-- start Exercise material --

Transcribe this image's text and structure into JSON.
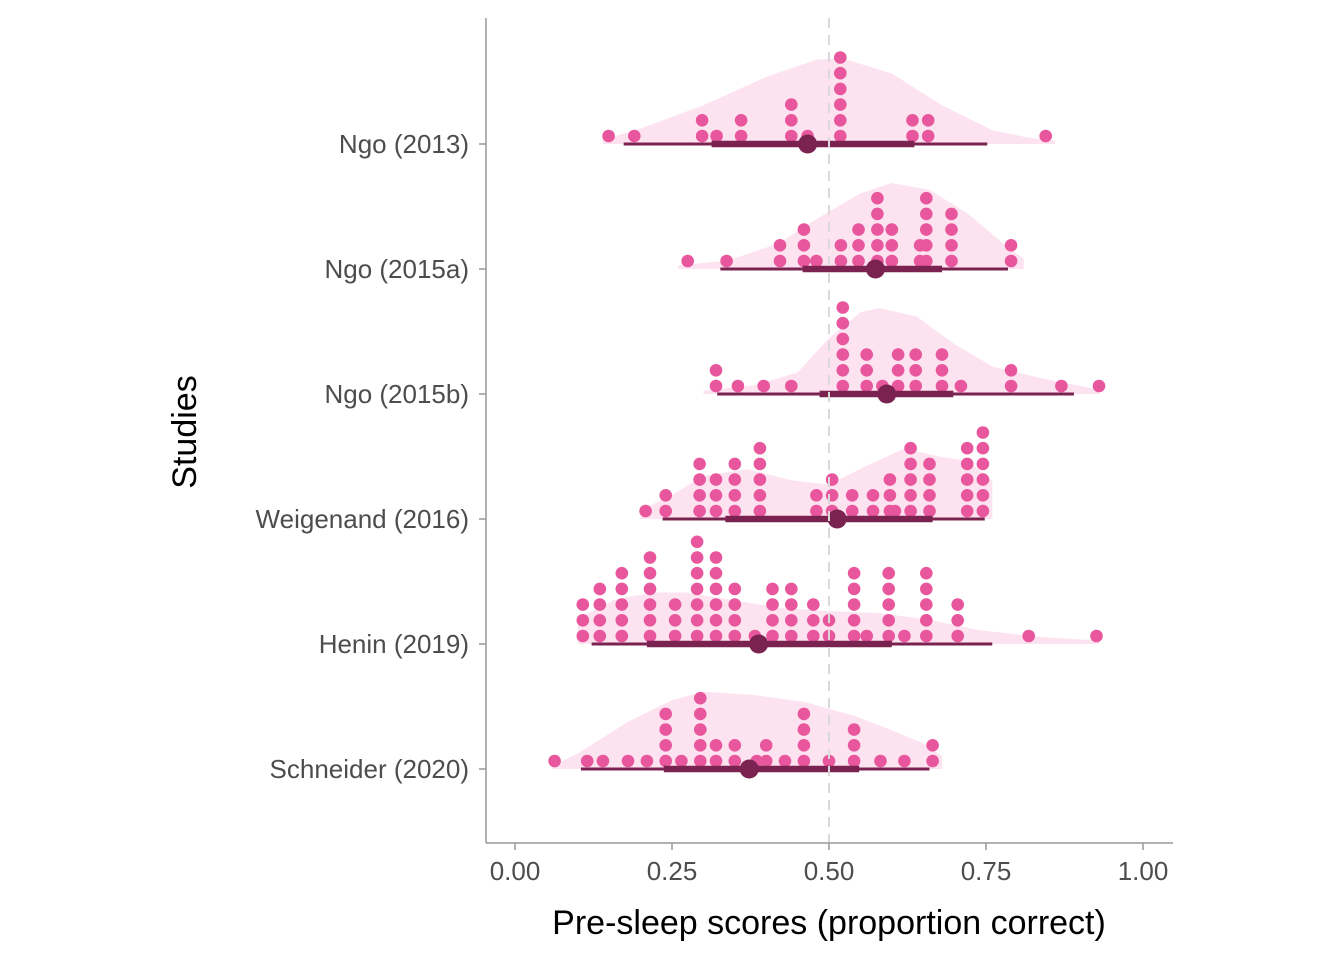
{
  "chart_data": {
    "type": "raincloud",
    "xlabel": "Pre-sleep scores (proportion correct)",
    "ylabel": "Studies",
    "xlim": [
      -0.05,
      1.05
    ],
    "x_ticks": [
      0,
      0.25,
      0.5,
      0.75,
      1.0
    ],
    "x_tick_labels": [
      "0.00",
      "0.25",
      "0.50",
      "0.75",
      "1.00"
    ],
    "reference_line": 0.5,
    "grid": false,
    "legend": "none",
    "colors": {
      "density": "#fde3f0",
      "dots": "#e8579d",
      "summary": "#7b2350",
      "reference": "#d9d9d9",
      "axis": "#999999"
    },
    "studies": [
      {
        "name": "Ngo (2013)",
        "median": 0.466,
        "inner_interval": [
          0.313,
          0.636
        ],
        "outer_interval": [
          0.173,
          0.752
        ],
        "dots": [
          [
            0.149,
            1
          ],
          [
            0.19,
            1
          ],
          [
            0.298,
            2
          ],
          [
            0.321,
            1
          ],
          [
            0.36,
            2
          ],
          [
            0.44,
            3
          ],
          [
            0.466,
            1
          ],
          [
            0.518,
            6
          ],
          [
            0.633,
            2
          ],
          [
            0.658,
            2
          ],
          [
            0.845,
            1
          ]
        ],
        "density": [
          [
            0.14,
            0.05
          ],
          [
            0.2,
            0.18
          ],
          [
            0.3,
            0.45
          ],
          [
            0.4,
            0.78
          ],
          [
            0.48,
            0.98
          ],
          [
            0.52,
            1.0
          ],
          [
            0.6,
            0.82
          ],
          [
            0.68,
            0.45
          ],
          [
            0.76,
            0.16
          ],
          [
            0.82,
            0.07
          ],
          [
            0.86,
            0.04
          ]
        ]
      },
      {
        "name": "Ngo (2015a)",
        "median": 0.574,
        "inner_interval": [
          0.458,
          0.68
        ],
        "outer_interval": [
          0.327,
          0.785
        ],
        "dots": [
          [
            0.275,
            1
          ],
          [
            0.337,
            1
          ],
          [
            0.422,
            2
          ],
          [
            0.46,
            3
          ],
          [
            0.48,
            1
          ],
          [
            0.519,
            2
          ],
          [
            0.547,
            3
          ],
          [
            0.577,
            5
          ],
          [
            0.6,
            3
          ],
          [
            0.645,
            2
          ],
          [
            0.655,
            5
          ],
          [
            0.695,
            4
          ],
          [
            0.79,
            2
          ]
        ],
        "density": [
          [
            0.26,
            0.04
          ],
          [
            0.34,
            0.1
          ],
          [
            0.42,
            0.3
          ],
          [
            0.48,
            0.58
          ],
          [
            0.55,
            0.88
          ],
          [
            0.6,
            1.0
          ],
          [
            0.66,
            0.92
          ],
          [
            0.72,
            0.65
          ],
          [
            0.78,
            0.28
          ],
          [
            0.81,
            0.12
          ]
        ]
      },
      {
        "name": "Ngo (2015b)",
        "median": 0.592,
        "inner_interval": [
          0.485,
          0.698
        ],
        "outer_interval": [
          0.322,
          0.89
        ],
        "dots": [
          [
            0.32,
            2
          ],
          [
            0.355,
            1
          ],
          [
            0.396,
            1
          ],
          [
            0.44,
            1
          ],
          [
            0.522,
            6
          ],
          [
            0.56,
            3
          ],
          [
            0.585,
            1
          ],
          [
            0.61,
            3
          ],
          [
            0.638,
            3
          ],
          [
            0.68,
            3
          ],
          [
            0.71,
            1
          ],
          [
            0.79,
            2
          ],
          [
            0.87,
            1
          ],
          [
            0.93,
            1
          ]
        ],
        "density": [
          [
            0.3,
            0.04
          ],
          [
            0.38,
            0.1
          ],
          [
            0.45,
            0.25
          ],
          [
            0.5,
            0.65
          ],
          [
            0.55,
            0.95
          ],
          [
            0.58,
            1.0
          ],
          [
            0.64,
            0.9
          ],
          [
            0.7,
            0.58
          ],
          [
            0.76,
            0.32
          ],
          [
            0.84,
            0.18
          ],
          [
            0.93,
            0.05
          ]
        ]
      },
      {
        "name": "Weigenand (2016)",
        "median": 0.513,
        "inner_interval": [
          0.335,
          0.665
        ],
        "outer_interval": [
          0.235,
          0.748
        ],
        "dots": [
          [
            0.208,
            1
          ],
          [
            0.24,
            2
          ],
          [
            0.294,
            4
          ],
          [
            0.32,
            3
          ],
          [
            0.35,
            4
          ],
          [
            0.39,
            5
          ],
          [
            0.48,
            2
          ],
          [
            0.505,
            3
          ],
          [
            0.537,
            2
          ],
          [
            0.57,
            2
          ],
          [
            0.597,
            3
          ],
          [
            0.605,
            1
          ],
          [
            0.63,
            5
          ],
          [
            0.66,
            4
          ],
          [
            0.72,
            5
          ],
          [
            0.745,
            6
          ]
        ],
        "density": [
          [
            0.2,
            0.1
          ],
          [
            0.25,
            0.28
          ],
          [
            0.3,
            0.5
          ],
          [
            0.37,
            0.58
          ],
          [
            0.44,
            0.45
          ],
          [
            0.5,
            0.4
          ],
          [
            0.56,
            0.62
          ],
          [
            0.62,
            0.82
          ],
          [
            0.68,
            0.72
          ],
          [
            0.72,
            0.68
          ],
          [
            0.76,
            0.45
          ]
        ]
      },
      {
        "name": "Henin (2019)",
        "median": 0.388,
        "inner_interval": [
          0.21,
          0.6
        ],
        "outer_interval": [
          0.122,
          0.76
        ],
        "dots": [
          [
            0.108,
            3
          ],
          [
            0.135,
            4
          ],
          [
            0.17,
            5
          ],
          [
            0.215,
            6
          ],
          [
            0.255,
            3
          ],
          [
            0.29,
            7
          ],
          [
            0.32,
            6
          ],
          [
            0.35,
            4
          ],
          [
            0.382,
            1
          ],
          [
            0.41,
            4
          ],
          [
            0.44,
            4
          ],
          [
            0.475,
            3
          ],
          [
            0.5,
            2
          ],
          [
            0.54,
            5
          ],
          [
            0.56,
            1
          ],
          [
            0.595,
            5
          ],
          [
            0.62,
            1
          ],
          [
            0.655,
            5
          ],
          [
            0.705,
            3
          ],
          [
            0.818,
            1
          ],
          [
            0.926,
            1
          ]
        ],
        "density": [
          [
            0.1,
            0.3
          ],
          [
            0.16,
            0.52
          ],
          [
            0.22,
            0.6
          ],
          [
            0.27,
            0.6
          ],
          [
            0.34,
            0.52
          ],
          [
            0.42,
            0.42
          ],
          [
            0.5,
            0.38
          ],
          [
            0.58,
            0.36
          ],
          [
            0.66,
            0.28
          ],
          [
            0.74,
            0.16
          ],
          [
            0.84,
            0.08
          ],
          [
            0.93,
            0.04
          ]
        ]
      },
      {
        "name": "Schneider (2020)",
        "median": 0.373,
        "inner_interval": [
          0.237,
          0.548
        ],
        "outer_interval": [
          0.105,
          0.66
        ],
        "dots": [
          [
            0.063,
            1
          ],
          [
            0.115,
            1
          ],
          [
            0.14,
            1
          ],
          [
            0.18,
            1
          ],
          [
            0.21,
            1
          ],
          [
            0.24,
            4
          ],
          [
            0.265,
            1
          ],
          [
            0.295,
            5
          ],
          [
            0.32,
            2
          ],
          [
            0.35,
            2
          ],
          [
            0.385,
            1
          ],
          [
            0.4,
            2
          ],
          [
            0.43,
            1
          ],
          [
            0.46,
            4
          ],
          [
            0.5,
            1
          ],
          [
            0.54,
            3
          ],
          [
            0.582,
            1
          ],
          [
            0.62,
            1
          ],
          [
            0.665,
            2
          ]
        ],
        "density": [
          [
            0.06,
            0.04
          ],
          [
            0.1,
            0.18
          ],
          [
            0.18,
            0.55
          ],
          [
            0.25,
            0.8
          ],
          [
            0.3,
            0.9
          ],
          [
            0.38,
            0.86
          ],
          [
            0.46,
            0.78
          ],
          [
            0.54,
            0.62
          ],
          [
            0.6,
            0.45
          ],
          [
            0.65,
            0.3
          ],
          [
            0.68,
            0.15
          ]
        ]
      }
    ]
  }
}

-- end Exercise material --

• _Task brief_:
Pick every line with "median" in it and copy it.

• _Response to this task_:
        "median": 0.466,
        "median": 0.574,
        "median": 0.592,
        "median": 0.513,
        "median": 0.388,
        "median": 0.373,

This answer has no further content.